ENTRIES:
——————

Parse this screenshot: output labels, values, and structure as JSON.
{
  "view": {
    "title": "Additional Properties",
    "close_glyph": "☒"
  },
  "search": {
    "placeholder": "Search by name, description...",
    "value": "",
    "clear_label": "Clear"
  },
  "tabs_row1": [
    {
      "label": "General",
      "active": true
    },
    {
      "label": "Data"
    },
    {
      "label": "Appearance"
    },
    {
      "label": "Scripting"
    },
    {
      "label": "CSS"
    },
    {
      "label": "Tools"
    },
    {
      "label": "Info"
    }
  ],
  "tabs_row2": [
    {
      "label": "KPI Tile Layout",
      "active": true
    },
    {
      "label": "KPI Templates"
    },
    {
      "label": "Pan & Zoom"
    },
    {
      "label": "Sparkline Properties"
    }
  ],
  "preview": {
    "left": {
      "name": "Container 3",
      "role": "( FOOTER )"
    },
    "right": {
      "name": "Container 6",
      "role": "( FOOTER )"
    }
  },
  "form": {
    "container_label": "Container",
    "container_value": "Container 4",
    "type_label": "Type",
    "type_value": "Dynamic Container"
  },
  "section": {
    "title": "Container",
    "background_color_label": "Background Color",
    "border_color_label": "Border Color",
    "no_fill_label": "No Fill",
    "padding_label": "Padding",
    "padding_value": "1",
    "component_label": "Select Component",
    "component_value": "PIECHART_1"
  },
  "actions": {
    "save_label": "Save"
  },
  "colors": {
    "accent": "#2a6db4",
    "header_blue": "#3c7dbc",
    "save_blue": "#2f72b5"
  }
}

——————

STATED EXERCISE:
Filter the records above and return every line that holds the word "title".

RESULT BELOW:
    "title": "Additional Properties",
    "title": "Container",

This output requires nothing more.